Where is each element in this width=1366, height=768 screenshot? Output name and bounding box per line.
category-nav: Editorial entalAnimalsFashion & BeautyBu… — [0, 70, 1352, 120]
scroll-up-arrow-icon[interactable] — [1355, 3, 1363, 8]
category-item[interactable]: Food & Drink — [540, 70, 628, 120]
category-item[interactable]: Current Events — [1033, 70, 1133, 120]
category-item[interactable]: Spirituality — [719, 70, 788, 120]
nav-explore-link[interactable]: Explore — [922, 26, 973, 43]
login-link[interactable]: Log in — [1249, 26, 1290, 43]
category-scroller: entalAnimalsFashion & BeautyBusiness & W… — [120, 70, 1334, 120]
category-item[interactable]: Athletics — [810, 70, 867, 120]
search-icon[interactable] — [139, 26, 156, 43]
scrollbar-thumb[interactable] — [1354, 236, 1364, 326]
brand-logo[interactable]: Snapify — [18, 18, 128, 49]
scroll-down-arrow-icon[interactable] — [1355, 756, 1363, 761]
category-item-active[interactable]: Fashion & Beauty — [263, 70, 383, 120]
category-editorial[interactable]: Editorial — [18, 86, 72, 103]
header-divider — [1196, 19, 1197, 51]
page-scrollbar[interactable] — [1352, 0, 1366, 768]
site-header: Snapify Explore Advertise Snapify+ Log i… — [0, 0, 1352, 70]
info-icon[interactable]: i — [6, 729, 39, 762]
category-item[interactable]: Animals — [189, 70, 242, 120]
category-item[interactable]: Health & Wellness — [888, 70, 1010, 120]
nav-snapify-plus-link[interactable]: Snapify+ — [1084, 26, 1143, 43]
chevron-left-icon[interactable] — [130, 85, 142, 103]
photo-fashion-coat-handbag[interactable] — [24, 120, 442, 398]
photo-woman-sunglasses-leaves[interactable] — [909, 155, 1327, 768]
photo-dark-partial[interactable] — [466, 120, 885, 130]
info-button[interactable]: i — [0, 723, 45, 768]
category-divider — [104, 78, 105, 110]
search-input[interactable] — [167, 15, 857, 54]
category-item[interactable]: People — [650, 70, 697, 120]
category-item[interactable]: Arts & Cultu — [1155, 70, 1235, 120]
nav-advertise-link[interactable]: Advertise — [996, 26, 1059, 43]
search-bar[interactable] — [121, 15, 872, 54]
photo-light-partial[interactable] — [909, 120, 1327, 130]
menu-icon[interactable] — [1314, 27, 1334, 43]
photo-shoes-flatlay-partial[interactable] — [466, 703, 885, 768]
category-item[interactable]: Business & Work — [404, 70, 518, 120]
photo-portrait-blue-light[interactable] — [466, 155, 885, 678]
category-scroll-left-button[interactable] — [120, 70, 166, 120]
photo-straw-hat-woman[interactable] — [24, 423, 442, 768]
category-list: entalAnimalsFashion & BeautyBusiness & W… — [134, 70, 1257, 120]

______________________________

Reproduce every line of the records above word for word, with nothing added or left out.

▶ [IN RESPONSE]
Where is each element in this width=1366, height=768 screenshot? Output name and bounding box per line.
category-nav: Editorial entalAnimalsFashion & BeautyBu… — [0, 70, 1352, 120]
scroll-up-arrow-icon[interactable] — [1355, 3, 1363, 8]
category-item[interactable]: Food & Drink — [540, 70, 628, 120]
category-item[interactable]: Current Events — [1033, 70, 1133, 120]
category-item[interactable]: Spirituality — [719, 70, 788, 120]
nav-explore-link[interactable]: Explore — [922, 26, 973, 43]
login-link[interactable]: Log in — [1249, 26, 1290, 43]
category-scroller: entalAnimalsFashion & BeautyBusiness & W… — [120, 70, 1334, 120]
category-item[interactable]: Athletics — [810, 70, 867, 120]
search-icon[interactable] — [139, 26, 156, 43]
scrollbar-thumb[interactable] — [1354, 236, 1364, 326]
brand-logo[interactable]: Snapify — [18, 18, 128, 49]
scroll-down-arrow-icon[interactable] — [1355, 756, 1363, 761]
category-item-active[interactable]: Fashion & Beauty — [263, 70, 383, 120]
category-editorial[interactable]: Editorial — [18, 86, 72, 103]
header-divider — [1196, 19, 1197, 51]
page-scrollbar[interactable] — [1352, 0, 1366, 768]
site-header: Snapify Explore Advertise Snapify+ Log i… — [0, 0, 1352, 70]
info-icon[interactable]: i — [6, 729, 39, 762]
category-item[interactable]: Animals — [189, 70, 242, 120]
category-item[interactable]: Health & Wellness — [888, 70, 1010, 120]
nav-snapify-plus-link[interactable]: Snapify+ — [1084, 26, 1143, 43]
chevron-left-icon[interactable] — [130, 85, 142, 103]
photo-fashion-coat-handbag[interactable] — [24, 120, 442, 398]
photo-woman-sunglasses-leaves[interactable] — [909, 155, 1327, 768]
photo-dark-partial[interactable] — [466, 120, 885, 130]
info-button[interactable]: i — [0, 723, 45, 768]
category-divider — [104, 78, 105, 110]
search-input[interactable] — [167, 15, 857, 54]
category-item[interactable]: People — [650, 70, 697, 120]
category-item[interactable]: Arts & Cultu — [1155, 70, 1235, 120]
nav-advertise-link[interactable]: Advertise — [996, 26, 1059, 43]
search-bar[interactable] — [121, 15, 872, 54]
photo-light-partial[interactable] — [909, 120, 1327, 130]
menu-icon[interactable] — [1314, 27, 1334, 43]
photo-shoes-flatlay-partial[interactable] — [466, 703, 885, 768]
category-item[interactable]: Business & Work — [404, 70, 518, 120]
photo-portrait-blue-light[interactable] — [466, 155, 885, 678]
category-scroll-left-button[interactable] — [120, 70, 166, 120]
photo-straw-hat-woman[interactable] — [24, 423, 442, 768]
category-list: entalAnimalsFashion & BeautyBusiness & W… — [134, 70, 1257, 120]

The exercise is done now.